### Listed entries
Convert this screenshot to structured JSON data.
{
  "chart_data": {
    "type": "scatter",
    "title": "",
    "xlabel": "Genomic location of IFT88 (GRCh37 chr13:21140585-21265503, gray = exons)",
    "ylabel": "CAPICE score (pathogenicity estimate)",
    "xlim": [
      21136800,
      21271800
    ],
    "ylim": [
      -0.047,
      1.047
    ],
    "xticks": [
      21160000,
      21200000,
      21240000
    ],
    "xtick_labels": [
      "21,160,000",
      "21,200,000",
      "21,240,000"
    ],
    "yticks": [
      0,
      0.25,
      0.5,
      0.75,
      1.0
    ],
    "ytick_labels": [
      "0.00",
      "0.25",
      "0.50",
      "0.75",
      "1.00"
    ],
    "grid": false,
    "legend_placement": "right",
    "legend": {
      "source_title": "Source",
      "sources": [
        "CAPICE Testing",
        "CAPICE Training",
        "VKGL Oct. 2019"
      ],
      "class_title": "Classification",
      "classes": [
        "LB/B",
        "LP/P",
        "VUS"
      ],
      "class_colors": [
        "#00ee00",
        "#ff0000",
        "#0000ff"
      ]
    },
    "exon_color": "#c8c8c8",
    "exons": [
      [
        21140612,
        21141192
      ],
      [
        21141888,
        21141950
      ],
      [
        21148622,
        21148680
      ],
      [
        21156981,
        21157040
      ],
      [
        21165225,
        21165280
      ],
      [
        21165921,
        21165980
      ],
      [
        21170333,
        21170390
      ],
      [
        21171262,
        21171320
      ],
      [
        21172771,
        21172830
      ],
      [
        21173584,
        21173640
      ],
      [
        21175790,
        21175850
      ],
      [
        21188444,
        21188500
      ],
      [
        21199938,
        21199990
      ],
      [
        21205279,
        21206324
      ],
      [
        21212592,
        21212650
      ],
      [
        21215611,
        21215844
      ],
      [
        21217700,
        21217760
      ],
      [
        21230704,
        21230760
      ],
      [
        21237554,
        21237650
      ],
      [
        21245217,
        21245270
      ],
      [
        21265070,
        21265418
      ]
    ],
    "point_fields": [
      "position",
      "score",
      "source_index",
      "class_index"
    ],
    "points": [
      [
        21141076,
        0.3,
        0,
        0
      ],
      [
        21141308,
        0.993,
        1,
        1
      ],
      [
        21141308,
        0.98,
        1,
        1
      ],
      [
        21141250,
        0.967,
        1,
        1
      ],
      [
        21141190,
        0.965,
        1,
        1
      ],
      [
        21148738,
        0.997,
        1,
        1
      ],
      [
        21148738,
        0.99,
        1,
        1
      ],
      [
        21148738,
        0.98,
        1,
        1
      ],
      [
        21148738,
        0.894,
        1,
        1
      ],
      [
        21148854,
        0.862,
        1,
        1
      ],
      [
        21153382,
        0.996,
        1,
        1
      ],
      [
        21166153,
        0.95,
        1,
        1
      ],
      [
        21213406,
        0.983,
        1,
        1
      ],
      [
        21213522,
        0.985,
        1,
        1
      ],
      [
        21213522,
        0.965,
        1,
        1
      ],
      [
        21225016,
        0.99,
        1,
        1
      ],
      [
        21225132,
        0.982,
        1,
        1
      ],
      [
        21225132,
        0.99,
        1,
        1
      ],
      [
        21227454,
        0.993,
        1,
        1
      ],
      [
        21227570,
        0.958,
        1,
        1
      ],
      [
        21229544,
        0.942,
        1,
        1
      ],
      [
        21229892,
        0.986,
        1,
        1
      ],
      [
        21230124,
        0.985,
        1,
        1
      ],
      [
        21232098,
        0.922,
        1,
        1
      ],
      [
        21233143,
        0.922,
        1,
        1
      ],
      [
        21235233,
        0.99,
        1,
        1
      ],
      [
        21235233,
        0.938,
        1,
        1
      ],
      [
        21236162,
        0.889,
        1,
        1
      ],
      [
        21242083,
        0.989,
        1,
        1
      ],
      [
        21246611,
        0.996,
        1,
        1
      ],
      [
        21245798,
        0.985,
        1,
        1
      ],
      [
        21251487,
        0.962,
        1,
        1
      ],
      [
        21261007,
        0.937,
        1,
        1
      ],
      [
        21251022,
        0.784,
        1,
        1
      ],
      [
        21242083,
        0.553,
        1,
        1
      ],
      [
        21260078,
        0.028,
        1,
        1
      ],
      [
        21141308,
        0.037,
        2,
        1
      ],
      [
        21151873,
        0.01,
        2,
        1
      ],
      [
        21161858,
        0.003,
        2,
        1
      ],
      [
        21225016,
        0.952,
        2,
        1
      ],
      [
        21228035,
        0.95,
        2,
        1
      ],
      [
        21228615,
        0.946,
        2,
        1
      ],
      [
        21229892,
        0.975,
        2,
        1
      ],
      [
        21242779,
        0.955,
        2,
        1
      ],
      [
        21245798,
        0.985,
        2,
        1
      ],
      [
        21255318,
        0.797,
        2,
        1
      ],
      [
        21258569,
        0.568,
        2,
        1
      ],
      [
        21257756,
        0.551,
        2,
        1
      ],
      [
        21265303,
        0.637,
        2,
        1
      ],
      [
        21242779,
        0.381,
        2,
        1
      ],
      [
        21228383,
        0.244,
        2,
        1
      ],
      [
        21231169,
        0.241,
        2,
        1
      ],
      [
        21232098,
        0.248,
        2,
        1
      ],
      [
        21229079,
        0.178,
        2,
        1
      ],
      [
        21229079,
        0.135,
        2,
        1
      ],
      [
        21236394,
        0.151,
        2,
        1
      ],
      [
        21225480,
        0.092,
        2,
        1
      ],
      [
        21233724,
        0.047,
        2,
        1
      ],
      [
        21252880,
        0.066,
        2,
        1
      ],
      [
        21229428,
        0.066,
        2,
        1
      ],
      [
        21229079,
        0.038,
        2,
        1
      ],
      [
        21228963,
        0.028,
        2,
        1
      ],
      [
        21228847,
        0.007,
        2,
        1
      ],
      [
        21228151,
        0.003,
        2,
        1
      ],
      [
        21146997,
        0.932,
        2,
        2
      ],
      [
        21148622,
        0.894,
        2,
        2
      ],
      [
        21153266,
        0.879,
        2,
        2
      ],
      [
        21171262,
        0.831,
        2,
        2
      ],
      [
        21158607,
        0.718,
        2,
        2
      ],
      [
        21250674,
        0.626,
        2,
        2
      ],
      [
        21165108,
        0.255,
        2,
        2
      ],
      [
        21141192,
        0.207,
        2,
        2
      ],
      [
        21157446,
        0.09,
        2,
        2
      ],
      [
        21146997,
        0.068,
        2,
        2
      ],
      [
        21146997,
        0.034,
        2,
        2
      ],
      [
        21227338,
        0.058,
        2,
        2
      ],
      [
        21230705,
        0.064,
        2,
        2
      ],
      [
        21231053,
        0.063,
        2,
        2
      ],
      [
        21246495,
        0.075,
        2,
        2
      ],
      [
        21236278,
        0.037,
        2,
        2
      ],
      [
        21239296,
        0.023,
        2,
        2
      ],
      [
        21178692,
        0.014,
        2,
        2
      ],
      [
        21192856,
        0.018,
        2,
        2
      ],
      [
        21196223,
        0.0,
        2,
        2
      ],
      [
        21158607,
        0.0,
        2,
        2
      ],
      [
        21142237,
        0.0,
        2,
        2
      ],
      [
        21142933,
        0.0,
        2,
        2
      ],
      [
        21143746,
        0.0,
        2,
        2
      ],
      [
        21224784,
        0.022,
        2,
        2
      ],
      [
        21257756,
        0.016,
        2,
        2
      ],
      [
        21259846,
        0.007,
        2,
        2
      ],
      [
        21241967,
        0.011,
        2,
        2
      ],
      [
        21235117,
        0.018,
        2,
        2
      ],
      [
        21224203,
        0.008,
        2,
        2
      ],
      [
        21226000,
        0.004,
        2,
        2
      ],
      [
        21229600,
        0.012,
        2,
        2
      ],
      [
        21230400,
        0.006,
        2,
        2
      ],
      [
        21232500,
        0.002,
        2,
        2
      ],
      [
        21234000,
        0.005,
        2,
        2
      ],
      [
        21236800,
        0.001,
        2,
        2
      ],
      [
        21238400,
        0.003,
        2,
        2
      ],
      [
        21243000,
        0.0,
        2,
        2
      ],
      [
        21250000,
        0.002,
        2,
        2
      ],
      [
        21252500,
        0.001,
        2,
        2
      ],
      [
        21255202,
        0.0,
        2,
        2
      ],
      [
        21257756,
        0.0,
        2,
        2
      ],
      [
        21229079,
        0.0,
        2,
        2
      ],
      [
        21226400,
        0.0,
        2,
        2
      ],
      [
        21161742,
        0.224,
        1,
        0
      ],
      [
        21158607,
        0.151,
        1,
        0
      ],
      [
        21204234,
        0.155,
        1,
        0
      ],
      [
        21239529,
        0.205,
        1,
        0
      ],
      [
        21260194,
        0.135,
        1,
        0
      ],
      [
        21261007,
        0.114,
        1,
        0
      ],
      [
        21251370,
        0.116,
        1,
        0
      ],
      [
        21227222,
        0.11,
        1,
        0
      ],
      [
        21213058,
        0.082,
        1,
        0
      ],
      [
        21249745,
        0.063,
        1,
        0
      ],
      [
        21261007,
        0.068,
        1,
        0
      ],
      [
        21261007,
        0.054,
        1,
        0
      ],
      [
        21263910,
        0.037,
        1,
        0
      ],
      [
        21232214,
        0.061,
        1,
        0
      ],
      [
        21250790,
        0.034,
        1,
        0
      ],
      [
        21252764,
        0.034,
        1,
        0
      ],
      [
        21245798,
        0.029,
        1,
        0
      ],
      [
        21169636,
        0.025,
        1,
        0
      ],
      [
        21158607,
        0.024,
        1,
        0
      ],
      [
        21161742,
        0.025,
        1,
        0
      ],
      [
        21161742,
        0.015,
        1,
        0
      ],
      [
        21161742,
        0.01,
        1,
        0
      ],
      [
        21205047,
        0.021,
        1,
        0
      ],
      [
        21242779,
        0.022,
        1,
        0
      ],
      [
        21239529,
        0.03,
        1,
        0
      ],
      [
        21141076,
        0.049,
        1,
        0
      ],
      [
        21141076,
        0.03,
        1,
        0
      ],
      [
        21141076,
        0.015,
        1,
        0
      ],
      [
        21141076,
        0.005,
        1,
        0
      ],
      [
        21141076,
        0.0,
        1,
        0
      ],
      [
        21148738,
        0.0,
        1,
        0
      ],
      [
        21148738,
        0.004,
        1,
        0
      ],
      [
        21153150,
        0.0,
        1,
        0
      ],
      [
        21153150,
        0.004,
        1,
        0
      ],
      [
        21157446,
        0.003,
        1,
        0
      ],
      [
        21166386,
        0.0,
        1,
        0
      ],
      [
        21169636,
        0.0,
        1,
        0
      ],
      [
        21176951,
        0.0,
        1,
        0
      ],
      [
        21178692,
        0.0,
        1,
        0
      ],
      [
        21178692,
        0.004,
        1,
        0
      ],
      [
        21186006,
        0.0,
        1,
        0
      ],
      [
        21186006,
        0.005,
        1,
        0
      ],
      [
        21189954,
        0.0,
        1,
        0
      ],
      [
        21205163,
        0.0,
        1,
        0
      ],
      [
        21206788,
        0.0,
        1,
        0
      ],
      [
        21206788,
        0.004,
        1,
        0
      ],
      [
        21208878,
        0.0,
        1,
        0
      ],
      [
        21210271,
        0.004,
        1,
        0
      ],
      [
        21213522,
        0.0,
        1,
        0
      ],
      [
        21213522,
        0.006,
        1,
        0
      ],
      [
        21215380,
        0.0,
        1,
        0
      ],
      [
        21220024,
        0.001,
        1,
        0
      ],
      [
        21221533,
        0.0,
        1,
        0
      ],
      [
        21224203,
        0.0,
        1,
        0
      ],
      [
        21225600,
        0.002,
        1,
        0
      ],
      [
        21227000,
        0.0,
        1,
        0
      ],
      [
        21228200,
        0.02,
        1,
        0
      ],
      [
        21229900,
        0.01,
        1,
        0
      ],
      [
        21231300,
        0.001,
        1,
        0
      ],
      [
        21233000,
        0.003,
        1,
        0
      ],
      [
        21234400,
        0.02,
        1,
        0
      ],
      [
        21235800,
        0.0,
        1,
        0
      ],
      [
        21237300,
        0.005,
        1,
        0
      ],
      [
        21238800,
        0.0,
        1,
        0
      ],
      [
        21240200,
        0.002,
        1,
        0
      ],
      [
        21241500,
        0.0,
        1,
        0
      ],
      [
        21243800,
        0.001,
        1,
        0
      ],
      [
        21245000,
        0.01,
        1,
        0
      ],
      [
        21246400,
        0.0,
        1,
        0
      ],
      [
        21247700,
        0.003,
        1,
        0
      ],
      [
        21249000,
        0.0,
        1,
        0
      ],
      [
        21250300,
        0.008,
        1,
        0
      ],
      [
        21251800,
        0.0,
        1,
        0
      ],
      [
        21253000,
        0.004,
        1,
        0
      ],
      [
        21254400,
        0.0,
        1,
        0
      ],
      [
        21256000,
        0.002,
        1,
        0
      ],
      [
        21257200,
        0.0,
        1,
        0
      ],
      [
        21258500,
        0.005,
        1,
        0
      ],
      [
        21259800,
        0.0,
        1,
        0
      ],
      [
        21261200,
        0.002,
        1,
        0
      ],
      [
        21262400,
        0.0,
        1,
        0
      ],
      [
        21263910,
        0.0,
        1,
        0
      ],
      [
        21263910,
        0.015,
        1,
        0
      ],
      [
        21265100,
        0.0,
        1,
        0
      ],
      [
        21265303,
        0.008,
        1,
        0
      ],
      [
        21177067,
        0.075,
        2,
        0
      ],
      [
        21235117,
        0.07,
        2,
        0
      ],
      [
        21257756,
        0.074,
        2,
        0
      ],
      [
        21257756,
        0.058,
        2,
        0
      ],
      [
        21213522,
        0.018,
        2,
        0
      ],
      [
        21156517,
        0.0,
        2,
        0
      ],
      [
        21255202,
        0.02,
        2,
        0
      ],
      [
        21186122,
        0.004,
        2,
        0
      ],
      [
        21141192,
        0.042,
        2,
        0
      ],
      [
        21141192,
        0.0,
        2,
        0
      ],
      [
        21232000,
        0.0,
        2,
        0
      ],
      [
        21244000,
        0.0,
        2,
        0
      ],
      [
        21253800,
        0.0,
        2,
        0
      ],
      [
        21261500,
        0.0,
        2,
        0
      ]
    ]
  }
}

### Prompt
Go through the listing above, and whenever a line holds the word "score", copy it.

### Solution below
    "ylabel": "CAPICE score (pathogenicity estimate)",
      "score",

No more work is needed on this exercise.